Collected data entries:
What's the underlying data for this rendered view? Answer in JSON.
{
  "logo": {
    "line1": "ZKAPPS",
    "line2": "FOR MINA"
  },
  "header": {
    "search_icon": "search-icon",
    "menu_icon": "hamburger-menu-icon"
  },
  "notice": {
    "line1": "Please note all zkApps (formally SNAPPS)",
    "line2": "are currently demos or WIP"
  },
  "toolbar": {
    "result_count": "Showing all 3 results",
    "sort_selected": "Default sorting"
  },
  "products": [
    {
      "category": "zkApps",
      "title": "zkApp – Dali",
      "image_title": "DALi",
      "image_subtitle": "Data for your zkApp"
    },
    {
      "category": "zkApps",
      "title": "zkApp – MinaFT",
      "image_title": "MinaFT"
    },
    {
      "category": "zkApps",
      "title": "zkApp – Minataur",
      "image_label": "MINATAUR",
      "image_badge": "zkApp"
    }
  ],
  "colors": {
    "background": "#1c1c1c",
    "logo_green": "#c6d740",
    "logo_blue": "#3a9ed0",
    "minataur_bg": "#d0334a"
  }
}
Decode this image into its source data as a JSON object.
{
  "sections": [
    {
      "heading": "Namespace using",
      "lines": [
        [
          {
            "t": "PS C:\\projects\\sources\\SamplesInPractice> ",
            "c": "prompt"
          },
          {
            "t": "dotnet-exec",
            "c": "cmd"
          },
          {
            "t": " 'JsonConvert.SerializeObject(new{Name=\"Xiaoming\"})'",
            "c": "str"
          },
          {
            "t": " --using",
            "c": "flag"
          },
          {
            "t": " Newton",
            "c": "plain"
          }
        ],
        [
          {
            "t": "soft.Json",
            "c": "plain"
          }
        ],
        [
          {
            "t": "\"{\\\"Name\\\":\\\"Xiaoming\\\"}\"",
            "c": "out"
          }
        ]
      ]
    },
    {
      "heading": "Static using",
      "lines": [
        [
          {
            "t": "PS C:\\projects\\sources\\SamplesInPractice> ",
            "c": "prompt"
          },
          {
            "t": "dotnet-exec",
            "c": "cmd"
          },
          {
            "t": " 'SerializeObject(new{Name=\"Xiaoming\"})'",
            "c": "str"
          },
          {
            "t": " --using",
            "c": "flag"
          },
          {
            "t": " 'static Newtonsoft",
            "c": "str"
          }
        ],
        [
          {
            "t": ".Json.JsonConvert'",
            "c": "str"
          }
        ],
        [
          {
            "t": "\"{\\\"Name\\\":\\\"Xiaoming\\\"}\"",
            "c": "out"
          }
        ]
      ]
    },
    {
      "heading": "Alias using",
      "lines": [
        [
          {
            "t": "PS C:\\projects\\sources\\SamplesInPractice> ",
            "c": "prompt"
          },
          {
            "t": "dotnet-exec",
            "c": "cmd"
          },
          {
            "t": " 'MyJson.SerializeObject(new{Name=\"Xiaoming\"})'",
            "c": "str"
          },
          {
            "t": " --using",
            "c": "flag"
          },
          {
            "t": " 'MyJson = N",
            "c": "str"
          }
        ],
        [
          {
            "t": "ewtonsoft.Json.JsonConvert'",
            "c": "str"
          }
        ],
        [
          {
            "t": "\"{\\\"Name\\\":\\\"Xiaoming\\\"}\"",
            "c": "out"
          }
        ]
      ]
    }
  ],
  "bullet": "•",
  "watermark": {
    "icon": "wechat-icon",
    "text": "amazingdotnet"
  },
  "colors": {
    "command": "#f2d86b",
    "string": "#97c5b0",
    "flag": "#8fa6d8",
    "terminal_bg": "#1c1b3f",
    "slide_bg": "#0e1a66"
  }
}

What is required — Please reproduce each line exactly as written.

Answer —
What's the underlying data for this rendered view? Answer in JSON.
{
  "logo": {
    "line1": "ZKAPPS",
    "line2": "FOR MINA"
  },
  "header": {
    "search_icon": "search-icon",
    "menu_icon": "hamburger-menu-icon"
  },
  "notice": {
    "line1": "Please note all zkApps (formally SNAPPS)",
    "line2": "are currently demos or WIP"
  },
  "toolbar": {
    "result_count": "Showing all 3 results",
    "sort_selected": "Default sorting"
  },
  "products": [
    {
      "category": "zkApps",
      "title": "zkApp – Dali",
      "image_title": "DALi",
      "image_subtitle": "Data for your zkApp"
    },
    {
      "category": "zkApps",
      "title": "zkApp – MinaFT",
      "image_title": "MinaFT"
    },
    {
      "category": "zkApps",
      "title": "zkApp – Minataur",
      "image_label": "MINATAUR",
      "image_badge": "zkApp"
    }
  ],
  "colors": {
    "background": "#1c1c1c",
    "logo_green": "#c6d740",
    "logo_blue": "#3a9ed0",
    "minataur_bg": "#d0334a"
  }
}
Decode this image into its source data as a JSON object.
{
  "sections": [
    {
      "heading": "Namespace using",
      "lines": [
        [
          {
            "t": "PS C:\\projects\\sources\\SamplesInPractice> ",
            "c": "prompt"
          },
          {
            "t": "dotnet-exec",
            "c": "cmd"
          },
          {
            "t": " 'JsonConvert.SerializeObject(new{Name=\"Xiaoming\"})'",
            "c": "str"
          },
          {
            "t": " --using",
            "c": "flag"
          },
          {
            "t": " Newton",
            "c": "plain"
          }
        ],
        [
          {
            "t": "soft.Json",
            "c": "plain"
          }
        ],
        [
          {
            "t": "\"{\\\"Name\\\":\\\"Xiaoming\\\"}\"",
            "c": "out"
          }
        ]
      ]
    },
    {
      "heading": "Static using",
      "lines": [
        [
          {
            "t": "PS C:\\projects\\sources\\SamplesInPractice> ",
            "c": "prompt"
          },
          {
            "t": "dotnet-exec",
            "c": "cmd"
          },
          {
            "t": " 'SerializeObject(new{Name=\"Xiaoming\"})'",
            "c": "str"
          },
          {
            "t": " --using",
            "c": "flag"
          },
          {
            "t": " 'static Newtonsoft",
            "c": "str"
          }
        ],
        [
          {
            "t": ".Json.JsonConvert'",
            "c": "str"
          }
        ],
        [
          {
            "t": "\"{\\\"Name\\\":\\\"Xiaoming\\\"}\"",
            "c": "out"
          }
        ]
      ]
    },
    {
      "heading": "Alias using",
      "lines": [
        [
          {
            "t": "PS C:\\projects\\sources\\SamplesInPractice> ",
            "c": "prompt"
          },
          {
            "t": "dotnet-exec",
            "c": "cmd"
          },
          {
            "t": " 'MyJson.SerializeObject(new{Name=\"Xiaoming\"})'",
            "c": "str"
          },
          {
            "t": " --using",
            "c": "flag"
          },
          {
            "t": " 'MyJson = N",
            "c": "str"
          }
        ],
        [
          {
            "t": "ewtonsoft.Json.JsonConvert'",
            "c": "str"
          }
        ],
        [
          {
            "t": "\"{\\\"Name\\\":\\\"Xiaoming\\\"}\"",
            "c": "out"
          }
        ]
      ]
    }
  ],
  "bullet": "•",
  "watermark": {
    "icon": "wechat-icon",
    "text": "amazingdotnet"
  },
  "colors": {
    "command": "#f2d86b",
    "string": "#97c5b0",
    "flag": "#8fa6d8",
    "terminal_bg": "#1c1b3f",
    "slide_bg": "#0e1a66"
  }
}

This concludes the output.